TEXTO PARA LEER:
◆ ◆ ◆ ◆ ◆

Mario Puzo: «Delcy, el poder no lo es todo, el poder es lo único»

Comparte!!!

«El poder no lo es todo, el poder es lo único.» Mario Puzo fue un escritor y guionista estadounidense, célebre por su novela El padrino (1969), que revolucionó la narrativa sobre el crimen organizado. La célebre máxima inmortalizó en «El último don» resume la premisa cardinal de la ciencia política aplicada: la ideología, los dogmas de fe y los discursos de barricada son vehículos transitorios; la permanencia en las estructuras de mando es el verdadero fin absoluto. En el escenario político venezolano contemporáneo, la gestión de Delcy Rodríguez como presidenta interina —fenómeno que diversos analistas denominan informalmente como «el Delcinato»— representa la escenificación empírica de esta premisa.

◆ ◆ ◆ ◆ ◆

DATOS MOSTRADOS:

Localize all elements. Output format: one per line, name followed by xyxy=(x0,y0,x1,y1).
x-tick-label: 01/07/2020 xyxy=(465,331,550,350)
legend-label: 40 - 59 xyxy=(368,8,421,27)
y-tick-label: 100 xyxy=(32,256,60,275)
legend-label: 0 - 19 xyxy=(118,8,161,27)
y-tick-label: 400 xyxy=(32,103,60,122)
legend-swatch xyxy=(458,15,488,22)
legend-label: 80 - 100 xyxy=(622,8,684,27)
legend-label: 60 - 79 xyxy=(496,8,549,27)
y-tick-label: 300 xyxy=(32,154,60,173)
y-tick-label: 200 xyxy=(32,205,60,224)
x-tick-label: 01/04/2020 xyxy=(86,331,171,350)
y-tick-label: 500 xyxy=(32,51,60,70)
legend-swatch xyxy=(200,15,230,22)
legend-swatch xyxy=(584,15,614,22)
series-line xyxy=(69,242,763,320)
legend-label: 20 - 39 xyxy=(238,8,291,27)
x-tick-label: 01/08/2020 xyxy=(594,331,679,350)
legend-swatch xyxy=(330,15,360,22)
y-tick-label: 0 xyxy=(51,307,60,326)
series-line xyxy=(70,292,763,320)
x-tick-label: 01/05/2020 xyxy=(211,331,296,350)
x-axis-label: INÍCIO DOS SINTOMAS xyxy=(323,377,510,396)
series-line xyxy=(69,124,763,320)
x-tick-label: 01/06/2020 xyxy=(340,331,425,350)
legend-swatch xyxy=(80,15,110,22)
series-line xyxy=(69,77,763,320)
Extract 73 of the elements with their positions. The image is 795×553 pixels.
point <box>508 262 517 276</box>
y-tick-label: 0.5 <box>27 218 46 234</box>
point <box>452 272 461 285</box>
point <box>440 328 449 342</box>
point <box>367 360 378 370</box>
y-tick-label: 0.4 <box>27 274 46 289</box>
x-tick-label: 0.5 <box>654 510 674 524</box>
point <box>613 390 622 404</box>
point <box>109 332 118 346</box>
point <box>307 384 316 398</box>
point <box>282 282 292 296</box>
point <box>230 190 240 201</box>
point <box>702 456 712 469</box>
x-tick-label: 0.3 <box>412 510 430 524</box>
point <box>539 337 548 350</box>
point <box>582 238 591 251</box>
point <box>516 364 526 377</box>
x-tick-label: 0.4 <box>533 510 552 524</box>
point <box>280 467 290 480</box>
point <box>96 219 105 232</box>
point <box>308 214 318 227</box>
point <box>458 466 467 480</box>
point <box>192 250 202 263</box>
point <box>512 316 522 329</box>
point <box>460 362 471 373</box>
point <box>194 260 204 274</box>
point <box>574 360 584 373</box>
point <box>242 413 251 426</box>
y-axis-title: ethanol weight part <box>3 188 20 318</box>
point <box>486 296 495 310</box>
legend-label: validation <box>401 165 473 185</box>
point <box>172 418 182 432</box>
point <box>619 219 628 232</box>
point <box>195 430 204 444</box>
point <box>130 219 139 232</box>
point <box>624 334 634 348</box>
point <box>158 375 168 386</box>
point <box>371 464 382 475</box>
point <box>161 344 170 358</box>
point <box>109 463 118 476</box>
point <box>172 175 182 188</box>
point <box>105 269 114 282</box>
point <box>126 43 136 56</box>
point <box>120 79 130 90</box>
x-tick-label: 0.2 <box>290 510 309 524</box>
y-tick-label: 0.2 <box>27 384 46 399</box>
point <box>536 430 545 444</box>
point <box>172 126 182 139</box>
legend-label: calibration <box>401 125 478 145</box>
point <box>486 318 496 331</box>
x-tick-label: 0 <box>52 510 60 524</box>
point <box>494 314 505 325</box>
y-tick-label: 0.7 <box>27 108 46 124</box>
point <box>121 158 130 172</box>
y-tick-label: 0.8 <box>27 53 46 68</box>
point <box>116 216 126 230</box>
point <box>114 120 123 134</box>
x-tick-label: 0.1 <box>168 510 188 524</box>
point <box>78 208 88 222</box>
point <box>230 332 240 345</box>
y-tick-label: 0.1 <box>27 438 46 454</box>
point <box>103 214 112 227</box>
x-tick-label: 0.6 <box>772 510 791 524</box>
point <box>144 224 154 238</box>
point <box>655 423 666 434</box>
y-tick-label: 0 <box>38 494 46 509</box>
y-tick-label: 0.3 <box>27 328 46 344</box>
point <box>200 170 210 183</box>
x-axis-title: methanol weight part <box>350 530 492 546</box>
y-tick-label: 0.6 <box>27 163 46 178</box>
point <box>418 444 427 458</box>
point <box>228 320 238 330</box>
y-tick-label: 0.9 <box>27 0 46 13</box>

◆ ◆ ◆ ◆ ◆

CONSIGNA: Escribe sin cambios, del texto sobre la frase de Mario Puzo, todo lo que va desde «Comparte!!!» hasta «de esta premisa.». Resuelve todo únicamente a partir del texto.

RESPUESTA:
Comparte!!!

«El poder no lo es todo, el poder es lo único.» Mario Puzo fue un escritor y guionista estadounidense, célebre por su novela El padrino (1969), que revolucionó la narrativa sobre el crimen organizado. La célebre máxima inmortalizó en «El último don» resume la premisa cardinal de la ciencia política aplicada: la ideología, los dogmas de fe y los discursos de barricada son vehículos transitorios; la permanencia en las estructuras de mando es el verdadero fin absoluto. En el escenario político venezolano contemporáneo, la gestión de Delcy Rodríguez como presidenta interina —fenómeno que diversos analistas denominan informalmente como «el Delcinato»— representa la escenificación empírica de esta premisa.